**THE EXERCISE**
Each line containing the word "كتابى" must be collected.

^^^^^^^^^^^^^^^^

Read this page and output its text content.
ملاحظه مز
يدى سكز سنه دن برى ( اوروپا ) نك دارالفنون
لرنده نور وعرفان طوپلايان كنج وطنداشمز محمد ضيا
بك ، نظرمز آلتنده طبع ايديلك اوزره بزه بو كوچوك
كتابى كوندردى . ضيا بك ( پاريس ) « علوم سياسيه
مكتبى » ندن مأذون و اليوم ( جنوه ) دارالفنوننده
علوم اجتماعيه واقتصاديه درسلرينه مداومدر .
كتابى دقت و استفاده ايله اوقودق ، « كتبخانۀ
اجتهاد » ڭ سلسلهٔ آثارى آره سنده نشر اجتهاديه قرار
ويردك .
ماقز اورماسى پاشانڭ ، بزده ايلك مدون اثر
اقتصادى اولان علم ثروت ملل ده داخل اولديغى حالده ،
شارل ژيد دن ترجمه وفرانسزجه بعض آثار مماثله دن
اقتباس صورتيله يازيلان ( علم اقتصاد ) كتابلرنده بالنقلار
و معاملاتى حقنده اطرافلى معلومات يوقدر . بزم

^^^^^^^^^^^^^^^^

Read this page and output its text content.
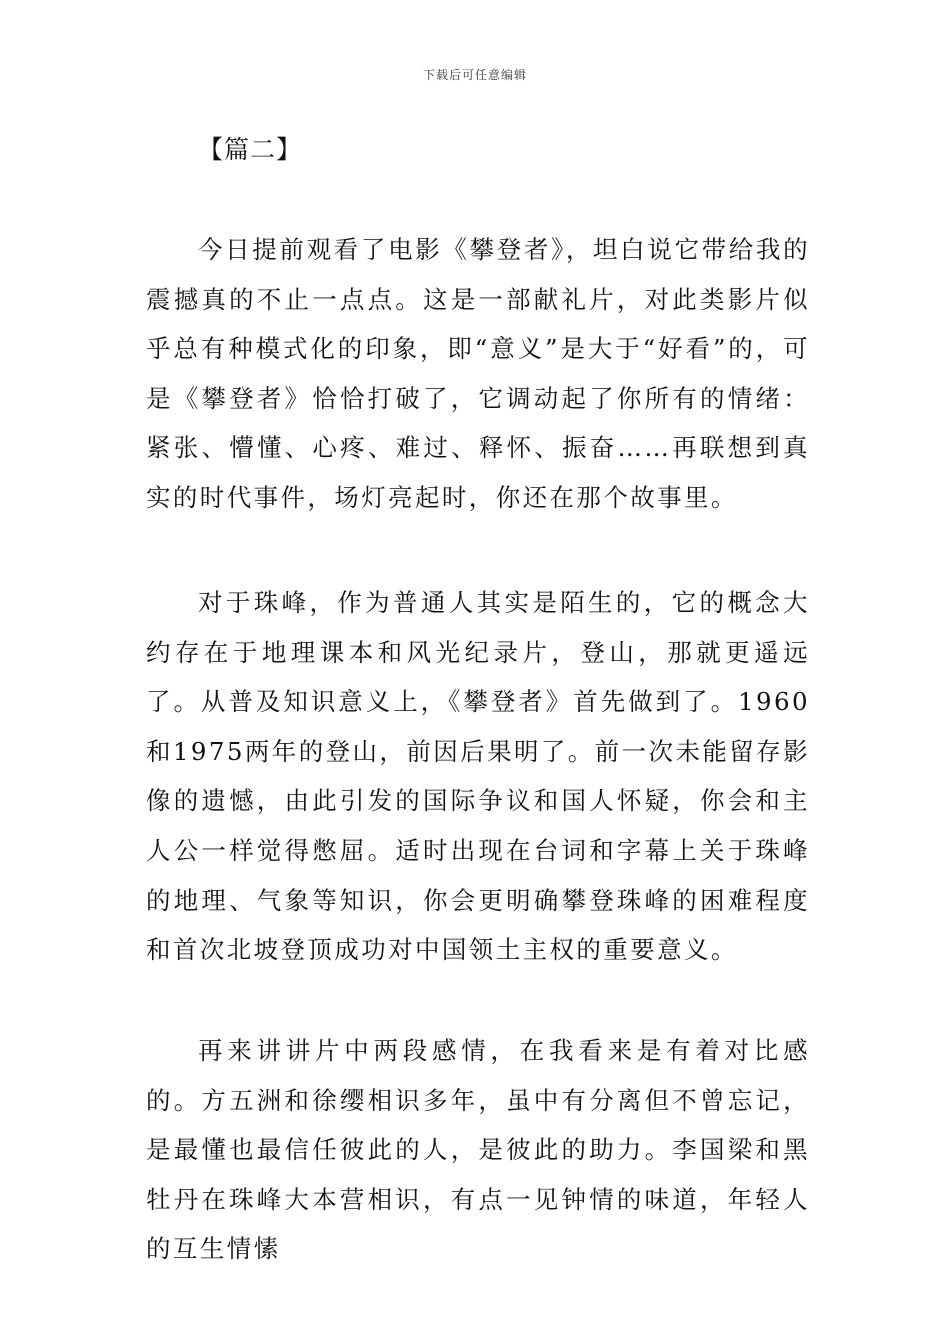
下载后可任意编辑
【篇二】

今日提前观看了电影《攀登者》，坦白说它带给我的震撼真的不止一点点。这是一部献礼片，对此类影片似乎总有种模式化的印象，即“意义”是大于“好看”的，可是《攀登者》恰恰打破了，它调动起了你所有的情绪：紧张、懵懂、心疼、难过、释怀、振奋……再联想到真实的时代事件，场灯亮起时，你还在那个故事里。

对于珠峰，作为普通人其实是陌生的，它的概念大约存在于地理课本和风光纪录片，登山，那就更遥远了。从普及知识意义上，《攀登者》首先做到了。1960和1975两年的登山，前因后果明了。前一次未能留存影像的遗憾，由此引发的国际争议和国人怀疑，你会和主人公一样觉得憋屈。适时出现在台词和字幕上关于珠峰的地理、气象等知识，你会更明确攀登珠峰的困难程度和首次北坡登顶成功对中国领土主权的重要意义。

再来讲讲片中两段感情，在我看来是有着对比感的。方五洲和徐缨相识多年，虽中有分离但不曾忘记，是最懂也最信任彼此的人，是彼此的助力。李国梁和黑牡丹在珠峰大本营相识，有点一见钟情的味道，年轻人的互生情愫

^^^^^^^^^^^^^^^^

**ANSWER TO THE TASK**
كتابى كوندردى . ضيا بك ( پاريس ) « علوم سياسيه
كتابى دقت و استفاده ايله اوقودق ، « كتبخانۀ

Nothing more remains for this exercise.